◆ Supplied material:
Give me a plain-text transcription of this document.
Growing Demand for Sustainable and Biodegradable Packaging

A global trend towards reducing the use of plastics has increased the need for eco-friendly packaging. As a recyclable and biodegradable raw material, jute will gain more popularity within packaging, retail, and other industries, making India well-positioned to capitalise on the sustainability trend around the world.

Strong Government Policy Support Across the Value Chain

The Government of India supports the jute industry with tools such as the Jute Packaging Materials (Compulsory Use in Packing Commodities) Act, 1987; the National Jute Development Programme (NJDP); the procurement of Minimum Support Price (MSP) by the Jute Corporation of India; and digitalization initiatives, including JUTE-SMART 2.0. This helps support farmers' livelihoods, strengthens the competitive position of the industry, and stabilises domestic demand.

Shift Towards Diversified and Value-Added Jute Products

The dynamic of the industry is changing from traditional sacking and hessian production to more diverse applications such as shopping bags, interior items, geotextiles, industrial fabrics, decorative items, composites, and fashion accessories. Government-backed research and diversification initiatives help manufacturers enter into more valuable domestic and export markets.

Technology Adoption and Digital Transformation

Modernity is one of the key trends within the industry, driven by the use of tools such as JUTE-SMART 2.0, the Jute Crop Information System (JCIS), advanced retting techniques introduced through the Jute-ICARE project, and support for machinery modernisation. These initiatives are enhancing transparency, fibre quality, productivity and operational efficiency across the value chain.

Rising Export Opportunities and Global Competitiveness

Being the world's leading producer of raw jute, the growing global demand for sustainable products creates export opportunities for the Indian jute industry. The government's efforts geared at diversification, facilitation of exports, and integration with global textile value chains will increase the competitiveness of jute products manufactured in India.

◆ Task:
Each line must be given again exactly as written above.

◆ Answer below:
Give me a plain-text transcription of this document.
Growing Demand for Sustainable and Biodegradable Packaging

A global trend towards reducing the use of plastics has increased the need for eco-friendly packaging. As a recyclable and biodegradable raw material, jute will gain more popularity within packaging, retail, and other industries, making India well-positioned to capitalise on the sustainability trend around the world.

Strong Government Policy Support Across the Value Chain

The Government of India supports the jute industry with tools such as the Jute Packaging Materials (Compulsory Use in Packing Commodities) Act, 1987; the National Jute Development Programme (NJDP); the procurement of Minimum Support Price (MSP) by the Jute Corporation of India; and digitalization initiatives, including JUTE-SMART 2.0. This helps support farmers' livelihoods, strengthens the competitive position of the industry, and stabilises domestic demand.

Shift Towards Diversified and Value-Added Jute Products

The dynamic of the industry is changing from traditional sacking and hessian production to more diverse applications such as shopping bags, interior items, geotextiles, industrial fabrics, decorative items, composites, and fashion accessories. Government-backed research and diversification initiatives help manufacturers enter into more valuable domestic and export markets.

Technology Adoption and Digital Transformation

Modernity is one of the key trends within the industry, driven by the use of tools such as JUTE-SMART 2.0, the Jute Crop Information System (JCIS), advanced retting techniques introduced through the Jute-ICARE project, and support for machinery modernisation. These initiatives are enhancing transparency, fibre quality, productivity and operational efficiency across the value chain.

Rising Export Opportunities and Global Competitiveness

Being the world's leading producer of raw jute, the growing global demand for sustainable products creates export opportunities for the Indian jute industry. The government's efforts geared at diversification, facilitation of exports, and integration with global textile value chains will increase the competitiveness of jute products manufactured in India.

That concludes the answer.